DATA FOR THE TASK »
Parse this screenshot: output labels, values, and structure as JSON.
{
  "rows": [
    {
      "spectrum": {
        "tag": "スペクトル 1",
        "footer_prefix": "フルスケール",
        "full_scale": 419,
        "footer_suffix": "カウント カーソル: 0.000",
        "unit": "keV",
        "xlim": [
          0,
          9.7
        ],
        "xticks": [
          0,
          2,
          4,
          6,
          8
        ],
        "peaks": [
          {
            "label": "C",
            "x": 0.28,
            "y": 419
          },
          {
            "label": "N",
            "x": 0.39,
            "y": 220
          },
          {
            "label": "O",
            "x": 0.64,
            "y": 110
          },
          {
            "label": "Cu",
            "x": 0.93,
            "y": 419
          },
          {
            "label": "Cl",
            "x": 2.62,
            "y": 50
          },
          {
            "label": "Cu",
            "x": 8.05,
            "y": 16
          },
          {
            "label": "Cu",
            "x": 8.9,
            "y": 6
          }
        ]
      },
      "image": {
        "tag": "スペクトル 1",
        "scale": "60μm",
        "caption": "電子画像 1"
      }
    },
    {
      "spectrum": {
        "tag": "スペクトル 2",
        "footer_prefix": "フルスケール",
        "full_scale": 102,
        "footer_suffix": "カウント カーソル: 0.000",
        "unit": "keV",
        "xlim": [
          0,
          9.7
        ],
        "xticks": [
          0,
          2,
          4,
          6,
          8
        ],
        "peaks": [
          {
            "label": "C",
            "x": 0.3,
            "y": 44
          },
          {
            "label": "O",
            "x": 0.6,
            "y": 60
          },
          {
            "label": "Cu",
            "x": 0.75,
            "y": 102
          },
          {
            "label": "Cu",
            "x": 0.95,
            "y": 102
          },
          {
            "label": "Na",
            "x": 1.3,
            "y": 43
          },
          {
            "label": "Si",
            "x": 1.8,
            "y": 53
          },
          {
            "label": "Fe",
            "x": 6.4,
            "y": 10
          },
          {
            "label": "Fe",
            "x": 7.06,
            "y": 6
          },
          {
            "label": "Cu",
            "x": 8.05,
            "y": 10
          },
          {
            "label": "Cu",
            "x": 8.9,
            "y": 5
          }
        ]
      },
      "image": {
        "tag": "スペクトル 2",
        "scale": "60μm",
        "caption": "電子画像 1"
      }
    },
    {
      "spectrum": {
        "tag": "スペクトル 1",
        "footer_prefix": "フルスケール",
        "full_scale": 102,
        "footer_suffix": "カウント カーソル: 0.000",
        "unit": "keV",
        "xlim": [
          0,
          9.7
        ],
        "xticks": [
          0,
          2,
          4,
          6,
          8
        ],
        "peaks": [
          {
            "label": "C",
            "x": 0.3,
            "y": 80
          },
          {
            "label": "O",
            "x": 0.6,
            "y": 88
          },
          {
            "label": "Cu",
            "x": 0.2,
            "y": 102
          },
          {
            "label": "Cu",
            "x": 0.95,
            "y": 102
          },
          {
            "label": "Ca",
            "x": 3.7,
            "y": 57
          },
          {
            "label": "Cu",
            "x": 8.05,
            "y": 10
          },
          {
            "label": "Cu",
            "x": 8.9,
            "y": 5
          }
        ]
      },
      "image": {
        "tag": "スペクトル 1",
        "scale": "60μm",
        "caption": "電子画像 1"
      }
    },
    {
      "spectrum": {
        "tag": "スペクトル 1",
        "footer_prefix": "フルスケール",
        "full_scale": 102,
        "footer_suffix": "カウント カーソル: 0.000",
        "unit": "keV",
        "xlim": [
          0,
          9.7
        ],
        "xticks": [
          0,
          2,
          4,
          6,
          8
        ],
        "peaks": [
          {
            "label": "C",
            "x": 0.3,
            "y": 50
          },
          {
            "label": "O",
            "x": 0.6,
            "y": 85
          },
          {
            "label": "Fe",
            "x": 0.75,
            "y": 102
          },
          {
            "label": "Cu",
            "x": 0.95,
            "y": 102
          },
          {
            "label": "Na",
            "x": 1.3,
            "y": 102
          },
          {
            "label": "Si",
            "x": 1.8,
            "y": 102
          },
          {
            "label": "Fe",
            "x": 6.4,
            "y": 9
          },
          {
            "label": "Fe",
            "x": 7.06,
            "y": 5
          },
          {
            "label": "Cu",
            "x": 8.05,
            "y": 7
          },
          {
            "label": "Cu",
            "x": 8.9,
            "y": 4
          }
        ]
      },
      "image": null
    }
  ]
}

DIRECTIONS » Please quote the records above exactly, without skipping a line.

THE OUTPUT »
Parse this screenshot: output labels, values, and structure as JSON.
{
  "rows": [
    {
      "spectrum": {
        "tag": "スペクトル 1",
        "footer_prefix": "フルスケール",
        "full_scale": 419,
        "footer_suffix": "カウント カーソル: 0.000",
        "unit": "keV",
        "xlim": [
          0,
          9.7
        ],
        "xticks": [
          0,
          2,
          4,
          6,
          8
        ],
        "peaks": [
          {
            "label": "C",
            "x": 0.28,
            "y": 419
          },
          {
            "label": "N",
            "x": 0.39,
            "y": 220
          },
          {
            "label": "O",
            "x": 0.64,
            "y": 110
          },
          {
            "label": "Cu",
            "x": 0.93,
            "y": 419
          },
          {
            "label": "Cl",
            "x": 2.62,
            "y": 50
          },
          {
            "label": "Cu",
            "x": 8.05,
            "y": 16
          },
          {
            "label": "Cu",
            "x": 8.9,
            "y": 6
          }
        ]
      },
      "image": {
        "tag": "スペクトル 1",
        "scale": "60μm",
        "caption": "電子画像 1"
      }
    },
    {
      "spectrum": {
        "tag": "スペクトル 2",
        "footer_prefix": "フルスケール",
        "full_scale": 102,
        "footer_suffix": "カウント カーソル: 0.000",
        "unit": "keV",
        "xlim": [
          0,
          9.7
        ],
        "xticks": [
          0,
          2,
          4,
          6,
          8
        ],
        "peaks": [
          {
            "label": "C",
            "x": 0.3,
            "y": 44
          },
          {
            "label": "O",
            "x": 0.6,
            "y": 60
          },
          {
            "label": "Cu",
            "x": 0.75,
            "y": 102
          },
          {
            "label": "Cu",
            "x": 0.95,
            "y": 102
          },
          {
            "label": "Na",
            "x": 1.3,
            "y": 43
          },
          {
            "label": "Si",
            "x": 1.8,
            "y": 53
          },
          {
            "label": "Fe",
            "x": 6.4,
            "y": 10
          },
          {
            "label": "Fe",
            "x": 7.06,
            "y": 6
          },
          {
            "label": "Cu",
            "x": 8.05,
            "y": 10
          },
          {
            "label": "Cu",
            "x": 8.9,
            "y": 5
          }
        ]
      },
      "image": {
        "tag": "スペクトル 2",
        "scale": "60μm",
        "caption": "電子画像 1"
      }
    },
    {
      "spectrum": {
        "tag": "スペクトル 1",
        "footer_prefix": "フルスケール",
        "full_scale": 102,
        "footer_suffix": "カウント カーソル: 0.000",
        "unit": "keV",
        "xlim": [
          0,
          9.7
        ],
        "xticks": [
          0,
          2,
          4,
          6,
          8
        ],
        "peaks": [
          {
            "label": "C",
            "x": 0.3,
            "y": 80
          },
          {
            "label": "O",
            "x": 0.6,
            "y": 88
          },
          {
            "label": "Cu",
            "x": 0.2,
            "y": 102
          },
          {
            "label": "Cu",
            "x": 0.95,
            "y": 102
          },
          {
            "label": "Ca",
            "x": 3.7,
            "y": 57
          },
          {
            "label": "Cu",
            "x": 8.05,
            "y": 10
          },
          {
            "label": "Cu",
            "x": 8.9,
            "y": 5
          }
        ]
      },
      "image": {
        "tag": "スペクトル 1",
        "scale": "60μm",
        "caption": "電子画像 1"
      }
    },
    {
      "spectrum": {
        "tag": "スペクトル 1",
        "footer_prefix": "フルスケール",
        "full_scale": 102,
        "footer_suffix": "カウント カーソル: 0.000",
        "unit": "keV",
        "xlim": [
          0,
          9.7
        ],
        "xticks": [
          0,
          2,
          4,
          6,
          8
        ],
        "peaks": [
          {
            "label": "C",
            "x": 0.3,
            "y": 50
          },
          {
            "label": "O",
            "x": 0.6,
            "y": 85
          },
          {
            "label": "Fe",
            "x": 0.75,
            "y": 102
          },
          {
            "label": "Cu",
            "x": 0.95,
            "y": 102
          },
          {
            "label": "Na",
            "x": 1.3,
            "y": 102
          },
          {
            "label": "Si",
            "x": 1.8,
            "y": 102
          },
          {
            "label": "Fe",
            "x": 6.4,
            "y": 9
          },
          {
            "label": "Fe",
            "x": 7.06,
            "y": 5
          },
          {
            "label": "Cu",
            "x": 8.05,
            "y": 7
          },
          {
            "label": "Cu",
            "x": 8.9,
            "y": 4
          }
        ]
      },
      "image": null
    }
  ]
}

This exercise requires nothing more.